## PROMPT
Every record below should be written out exactly; pictures stay out.

(Stored items)
▬▬▬
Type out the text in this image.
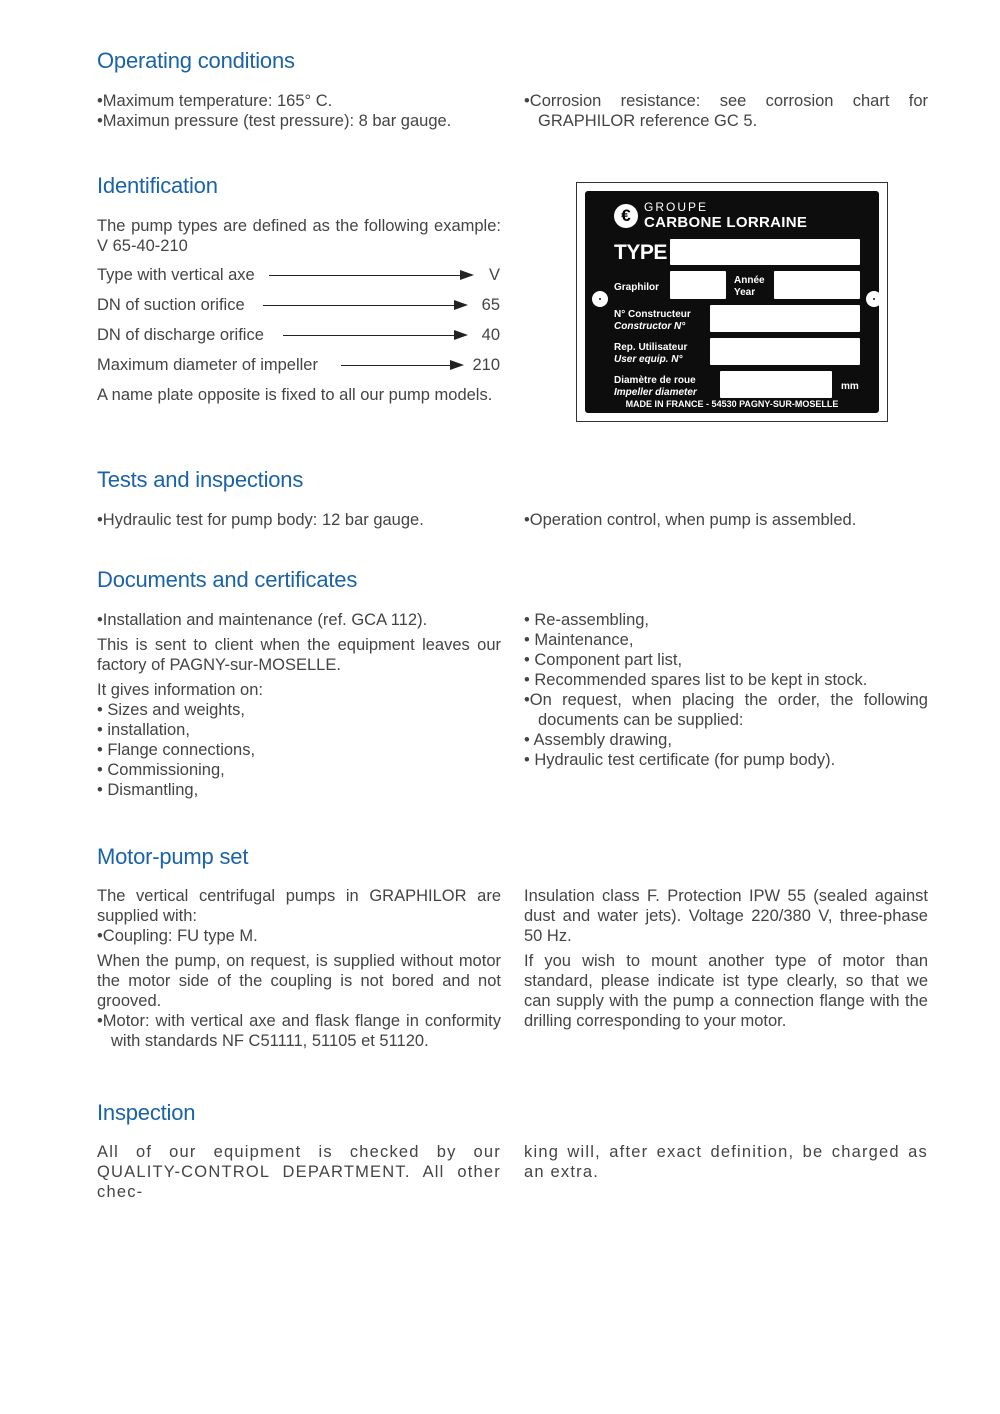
Operating conditions

•Maximum temperature: 165° C.

•Maximun pressure (test pressure): 8 bar gauge.

•Corrosion resistance: see corrosion chart for GRAPHILOR reference GC 5.

Identification

The pump types are defined as the following example: V 65-40-210

Type with vertical axe	V
DN of suction orifice	65
DN of discharge orifice	40
Maximum diameter of impeller	210

A name plate opposite is fixed to all our pump models.

€	GROUPE
CARBONE LORRAINE
TYPE
Graphilor
Année
Year
N° Constructeur
Constructor N°
Rep. Utilisateur
User equip. N°
Diamètre de roue
Impeller diameter
mm
MADE IN FRANCE - 54530 PAGNY-SUR-MOSELLE
Tests and inspections

•Hydraulic test for pump body: 12 bar gauge.	•Operation control, when pump is assembled.

Documents and certificates

•Installation and maintenance (ref. GCA 112).

This is sent to client when the equipment leaves our factory of PAGNY-sur-MOSELLE.

It gives information on:

• Sizes and weights,

• installation,

• Flange connections,

• Commissioning,

• Dismantling,

• Re-assembling,

• Maintenance,

• Component part list,

• Recommended spares list to be kept in stock.

•On request, when placing the order, the following documents can be supplied:

• Assembly drawing,

• Hydraulic test certificate (for pump body).

Motor-pump set

The vertical centrifugal pumps in GRAPHILOR are supplied with:

•Coupling: FU type M.

When the pump, on request, is supplied without motor the motor side of the coupling is not bored and not grooved.

•Motor: with vertical axe and flask flange in conformity with standards NF C51111, 51105 et 51120.

Insulation class F. Protection IPW 55 (sealed against dust and water jets). Voltage 220/380 V, three-phase 50 Hz.

If you wish to mount another type of motor than standard, please indicate ist type clearly, so that we can supply with the pump a connection flange with the drilling corresponding to your motor.

Inspection

All of our equipment is checked by our QUALITY-CONTROL DEPARTMENT. All other chec-

king will, after exact definition, be charged as an extra.
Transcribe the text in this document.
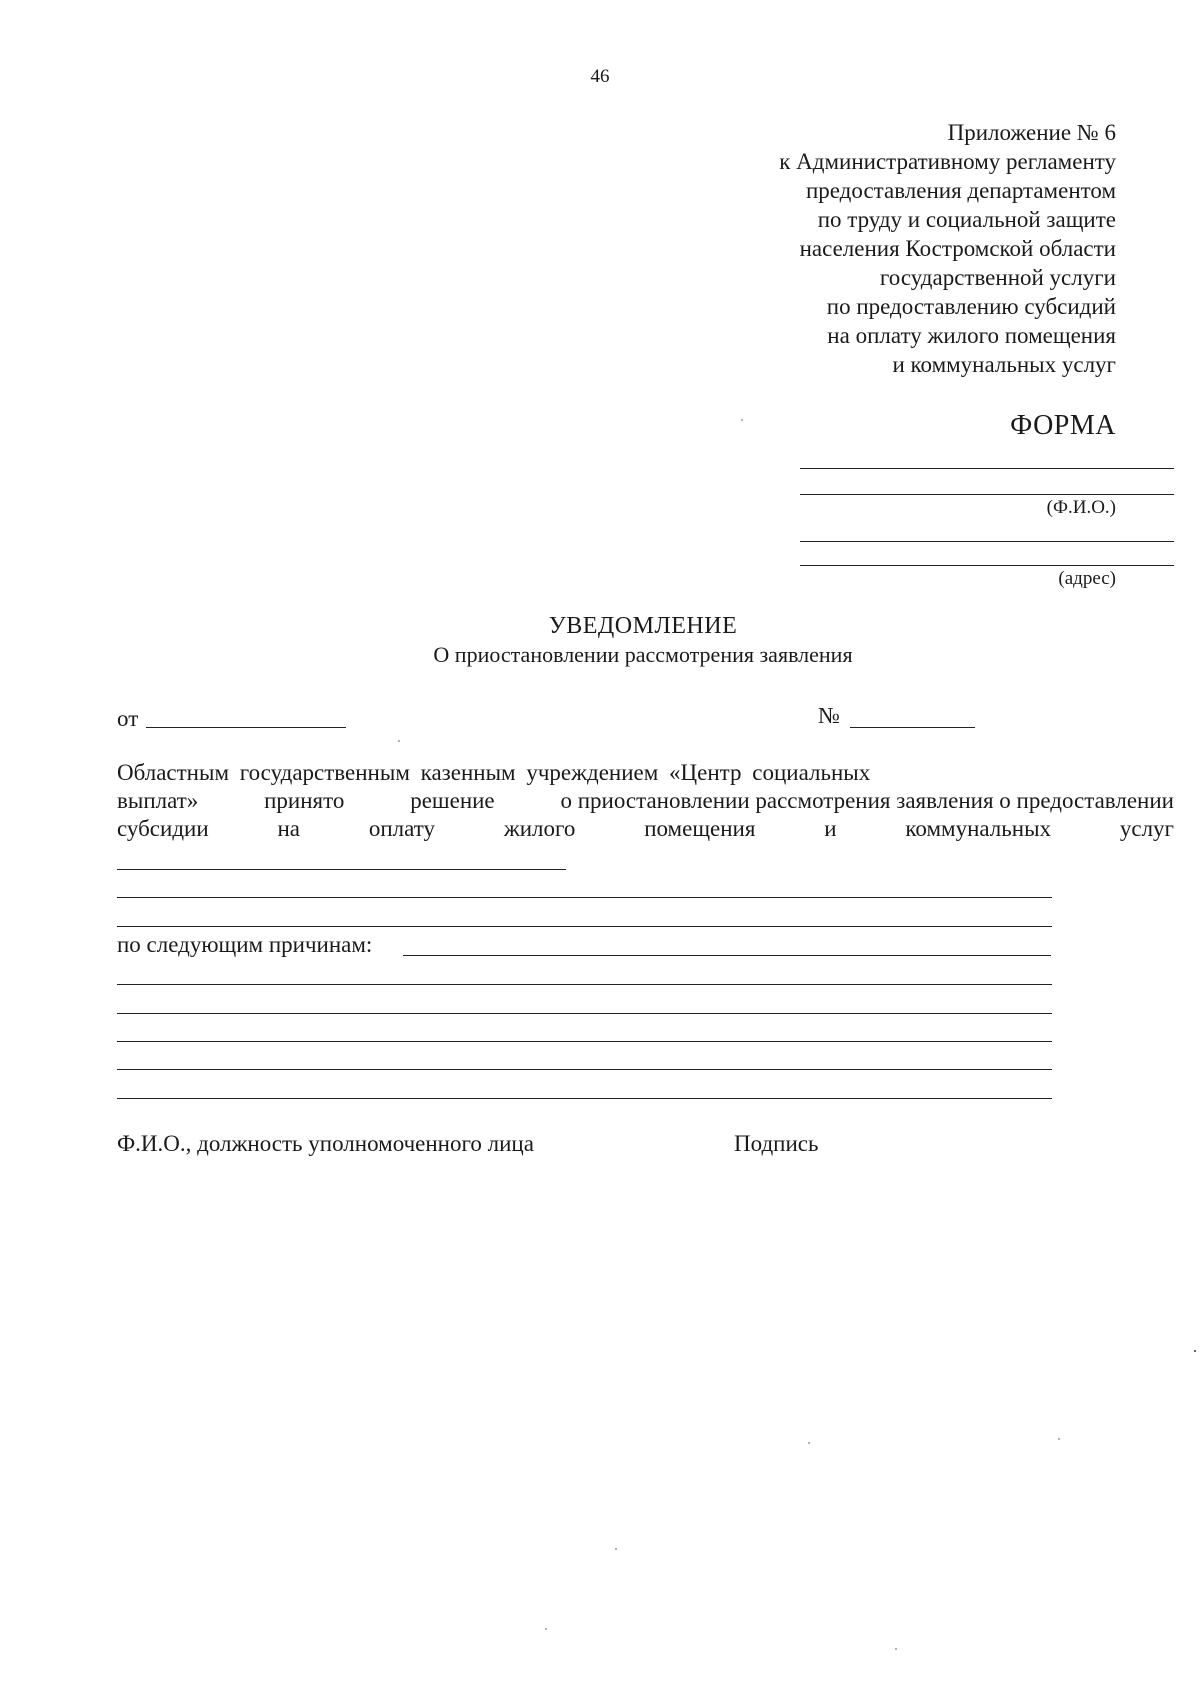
46
Приложение № 6
к Административному регламенту
предоставления департаментом
по труду и социальной защите
населения Костромской области
государственной услуги
по предоставлению субсидий
на оплату жилого помещения
и коммунальных услуг
ФОРМА
(Ф.И.О.)
(адрес)
УВЕДОМЛЕНИЕ
О приостановлении рассмотрения заявления
от	№
Областным государственным казенным учреждением «Центр социальных
выплат»	принято	решение	о приостановлении рассмотрения заявления о предоставлении
субсидии	на	оплату	жилого	помещения	и	коммунальных	услуг
по следующим причинам:
Ф.И.О., должность уполномоченного лица	Подпись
▬▬▬
## ANSWER TO THE PROBLEM
Type out the text in this image.
Operating conditions

•Maximum temperature: 165° C.

•Maximun pressure (test pressure): 8 bar gauge.

•Corrosion resistance: see corrosion chart for GRAPHILOR reference GC 5.

Identification

The pump types are defined as the following example: V 65-40-210

Type with vertical axe	V
DN of suction orifice	65
DN of discharge orifice	40
Maximum diameter of impeller	210

A name plate opposite is fixed to all our pump models.

€	GROUPE
CARBONE LORRAINE
TYPE
Graphilor
Année
Year
N° Constructeur
Constructor N°
Rep. Utilisateur
User equip. N°
Diamètre de roue
Impeller diameter
mm
MADE IN FRANCE - 54530 PAGNY-SUR-MOSELLE
Tests and inspections

•Hydraulic test for pump body: 12 bar gauge.	•Operation control, when pump is assembled.

Documents and certificates

•Installation and maintenance (ref. GCA 112).

This is sent to client when the equipment leaves our factory of PAGNY-sur-MOSELLE.

It gives information on:

• Sizes and weights,

• installation,

• Flange connections,

• Commissioning,

• Dismantling,

• Re-assembling,

• Maintenance,

• Component part list,

• Recommended spares list to be kept in stock.

•On request, when placing the order, the following documents can be supplied:

• Assembly drawing,

• Hydraulic test certificate (for pump body).

Motor-pump set

The vertical centrifugal pumps in GRAPHILOR are supplied with:

•Coupling: FU type M.

When the pump, on request, is supplied without motor the motor side of the coupling is not bored and not grooved.

•Motor: with vertical axe and flask flange in conformity with standards NF C51111, 51105 et 51120.

Insulation class F. Protection IPW 55 (sealed against dust and water jets). Voltage 220/380 V, three-phase 50 Hz.

If you wish to mount another type of motor than standard, please indicate ist type clearly, so that we can supply with the pump a connection flange with the drilling corresponding to your motor.

Inspection

All of our equipment is checked by our QUALITY-CONTROL DEPARTMENT. All other chec-

king will, after exact definition, be charged as an extra.
Transcribe the text in this document.
46
Приложение № 6
к Административному регламенту
предоставления департаментом
по труду и социальной защите
населения Костромской области
государственной услуги
по предоставлению субсидий
на оплату жилого помещения
и коммунальных услуг
ФОРМА
(Ф.И.О.)
(адрес)
УВЕДОМЛЕНИЕ
О приостановлении рассмотрения заявления
от	№
Областным государственным казенным учреждением «Центр социальных
выплат»	принято	решение	о приостановлении рассмотрения заявления о предоставлении
субсидии	на	оплату	жилого	помещения	и	коммунальных	услуг
по следующим причинам:
Ф.И.О., должность уполномоченного лица	Подпись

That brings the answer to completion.